- Required task
Give the number of lines that include the string "granted", nothing more.

- Extracted data entries
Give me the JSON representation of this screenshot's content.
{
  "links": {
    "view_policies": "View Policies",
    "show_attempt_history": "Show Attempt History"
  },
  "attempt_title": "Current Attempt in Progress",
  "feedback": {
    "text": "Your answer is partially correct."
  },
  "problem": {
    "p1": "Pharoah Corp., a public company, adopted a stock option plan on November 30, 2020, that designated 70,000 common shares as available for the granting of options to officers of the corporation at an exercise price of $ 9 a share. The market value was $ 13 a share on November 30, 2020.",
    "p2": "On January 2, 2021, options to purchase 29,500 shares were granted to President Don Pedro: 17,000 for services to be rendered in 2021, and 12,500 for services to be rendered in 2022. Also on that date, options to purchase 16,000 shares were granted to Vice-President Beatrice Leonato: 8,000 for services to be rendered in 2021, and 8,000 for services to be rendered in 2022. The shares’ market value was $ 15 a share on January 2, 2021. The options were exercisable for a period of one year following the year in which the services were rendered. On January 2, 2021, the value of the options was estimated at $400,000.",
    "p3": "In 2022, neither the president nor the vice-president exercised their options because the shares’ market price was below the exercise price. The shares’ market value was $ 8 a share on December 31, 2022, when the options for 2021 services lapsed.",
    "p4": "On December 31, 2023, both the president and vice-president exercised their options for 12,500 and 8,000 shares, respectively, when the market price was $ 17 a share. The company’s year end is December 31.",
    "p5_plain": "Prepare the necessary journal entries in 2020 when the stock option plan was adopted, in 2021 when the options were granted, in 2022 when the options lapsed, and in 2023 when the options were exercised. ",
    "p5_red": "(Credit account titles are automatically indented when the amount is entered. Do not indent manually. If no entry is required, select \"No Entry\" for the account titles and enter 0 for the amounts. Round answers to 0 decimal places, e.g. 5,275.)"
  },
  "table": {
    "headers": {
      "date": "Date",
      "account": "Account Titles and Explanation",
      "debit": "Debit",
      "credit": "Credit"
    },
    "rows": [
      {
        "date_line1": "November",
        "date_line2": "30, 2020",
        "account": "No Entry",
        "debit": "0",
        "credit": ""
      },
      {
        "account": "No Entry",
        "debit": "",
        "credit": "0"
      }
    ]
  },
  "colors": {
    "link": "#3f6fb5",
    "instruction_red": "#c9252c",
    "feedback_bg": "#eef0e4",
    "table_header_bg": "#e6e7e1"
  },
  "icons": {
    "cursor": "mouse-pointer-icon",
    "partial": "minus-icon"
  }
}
* * *
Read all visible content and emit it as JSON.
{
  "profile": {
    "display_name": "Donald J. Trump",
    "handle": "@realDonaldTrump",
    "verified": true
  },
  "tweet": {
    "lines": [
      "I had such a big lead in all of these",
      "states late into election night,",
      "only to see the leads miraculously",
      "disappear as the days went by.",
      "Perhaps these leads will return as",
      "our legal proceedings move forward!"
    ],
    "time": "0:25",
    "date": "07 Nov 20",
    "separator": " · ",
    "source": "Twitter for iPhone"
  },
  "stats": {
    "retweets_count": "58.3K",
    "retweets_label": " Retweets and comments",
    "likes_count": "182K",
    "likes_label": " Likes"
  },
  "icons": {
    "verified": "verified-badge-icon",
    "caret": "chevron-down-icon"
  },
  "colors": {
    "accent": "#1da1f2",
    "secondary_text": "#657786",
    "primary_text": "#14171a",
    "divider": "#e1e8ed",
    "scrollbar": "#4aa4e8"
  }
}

- Answer to the task
2